» WHAT IS NEEDED
Copy each line below exactly and leave the pictures out.
** Begin **
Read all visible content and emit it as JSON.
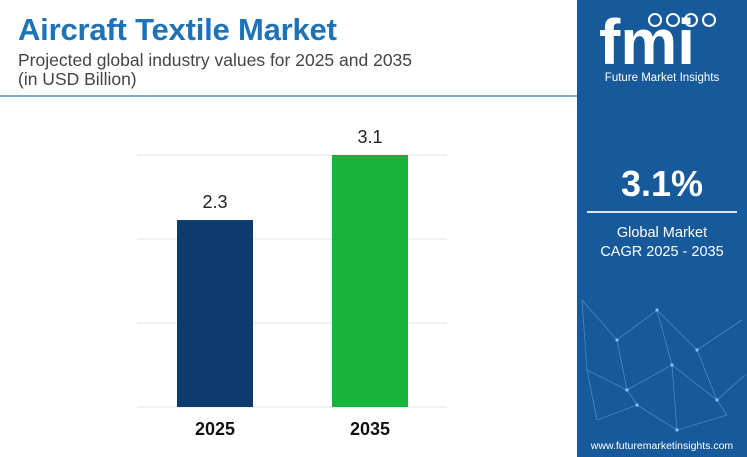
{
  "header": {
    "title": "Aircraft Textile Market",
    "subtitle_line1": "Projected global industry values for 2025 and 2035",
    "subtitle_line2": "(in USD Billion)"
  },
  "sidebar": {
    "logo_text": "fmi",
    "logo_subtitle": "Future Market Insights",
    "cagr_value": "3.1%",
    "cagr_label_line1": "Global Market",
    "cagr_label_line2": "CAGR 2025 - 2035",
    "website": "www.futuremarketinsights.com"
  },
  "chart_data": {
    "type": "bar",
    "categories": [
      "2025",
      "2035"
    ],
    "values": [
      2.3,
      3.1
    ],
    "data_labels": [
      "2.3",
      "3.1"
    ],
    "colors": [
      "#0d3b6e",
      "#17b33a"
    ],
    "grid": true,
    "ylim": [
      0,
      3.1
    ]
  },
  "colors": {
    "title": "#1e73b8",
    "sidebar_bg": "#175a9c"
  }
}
** End **
» TASK RESULT
Read all visible content and emit it as JSON.
{
  "header": {
    "title": "Aircraft Textile Market",
    "subtitle_line1": "Projected global industry values for 2025 and 2035",
    "subtitle_line2": "(in USD Billion)"
  },
  "sidebar": {
    "logo_text": "fmi",
    "logo_subtitle": "Future Market Insights",
    "cagr_value": "3.1%",
    "cagr_label_line1": "Global Market",
    "cagr_label_line2": "CAGR 2025 - 2035",
    "website": "www.futuremarketinsights.com"
  },
  "chart_data": {
    "type": "bar",
    "categories": [
      "2025",
      "2035"
    ],
    "values": [
      2.3,
      3.1
    ],
    "data_labels": [
      "2.3",
      "3.1"
    ],
    "colors": [
      "#0d3b6e",
      "#17b33a"
    ],
    "grid": true,
    "ylim": [
      0,
      3.1
    ]
  },
  "colors": {
    "title": "#1e73b8",
    "sidebar_bg": "#175a9c"
  }
}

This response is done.